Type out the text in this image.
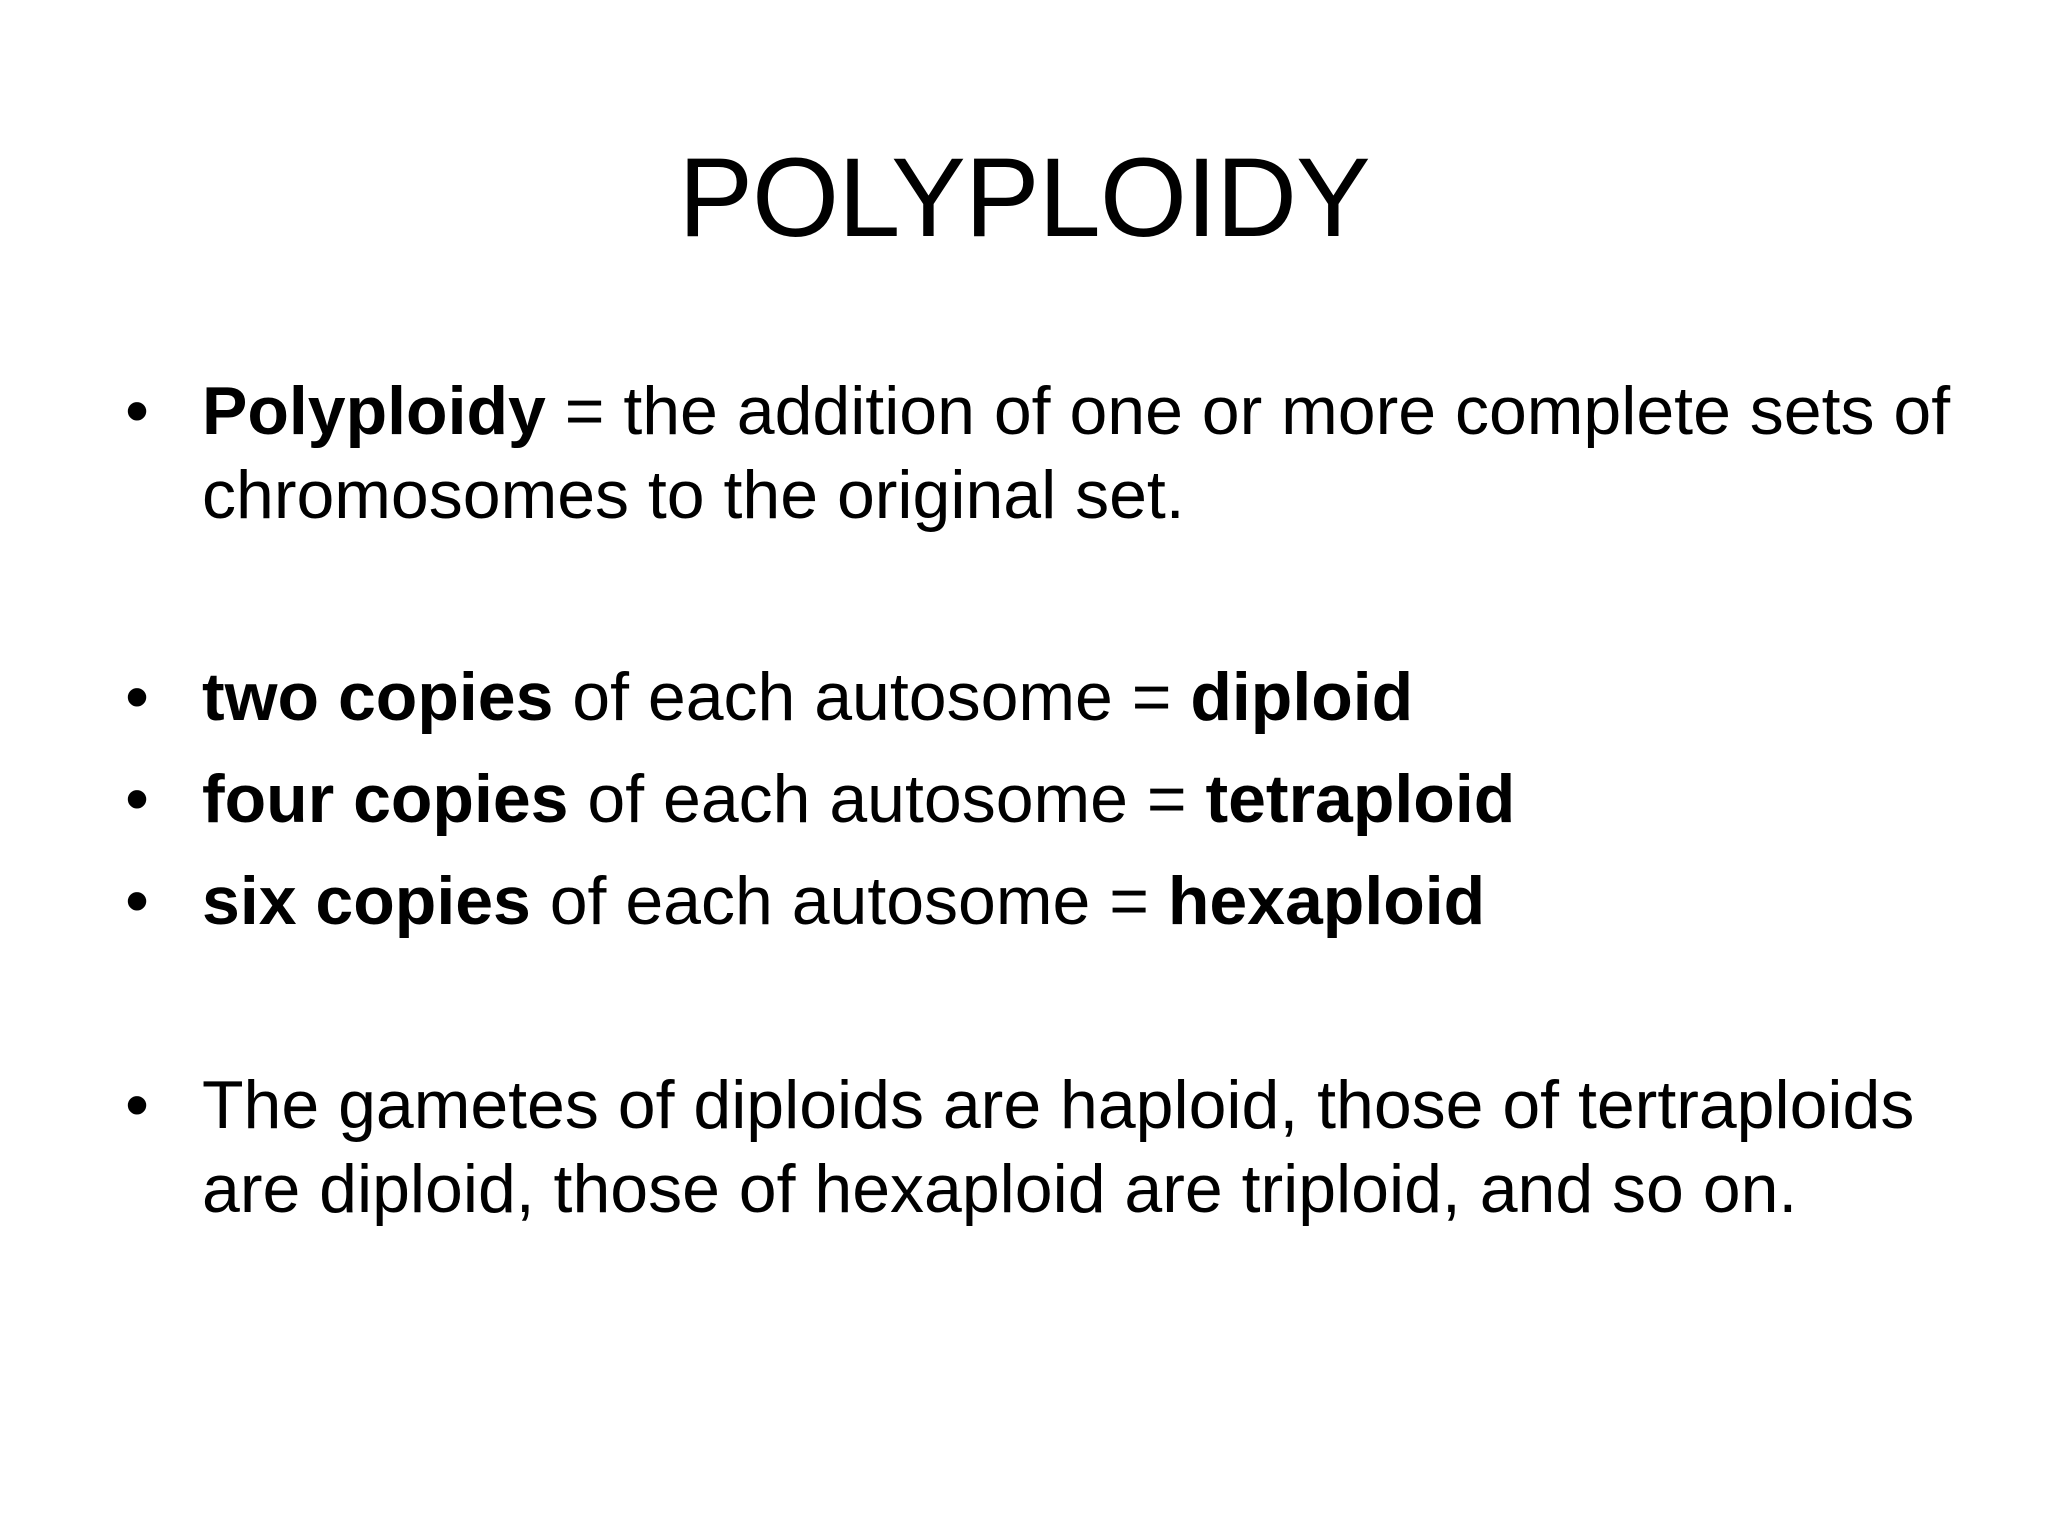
POLYPLOIDY
• Polyploidy = the addition of one or more complete sets of chromosomes to the original set.
• two copies of each autosome = diploid
• four copies of each autosome = tetraploid
• six copies of each autosome = hexaploid
• The gametes of diploids are haploid, those of tertraploids are diploid, those of hexaploid are triploid, and so on.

[WORK TO DO]:
Transcribe the material exactly, and leave out whatever pictures it holds.

[RESPONSE BELOW]:
Type out the text in this image.
POLYPLOIDY
• Polyploidy = the addition of one or more complete sets of chromosomes to the original set.
• two copies of each autosome = diploid
• four copies of each autosome = tetraploid
• six copies of each autosome = hexaploid
• The gametes of diploids are haploid, those of tertraploids are diploid, those of hexaploid are triploid, and so on.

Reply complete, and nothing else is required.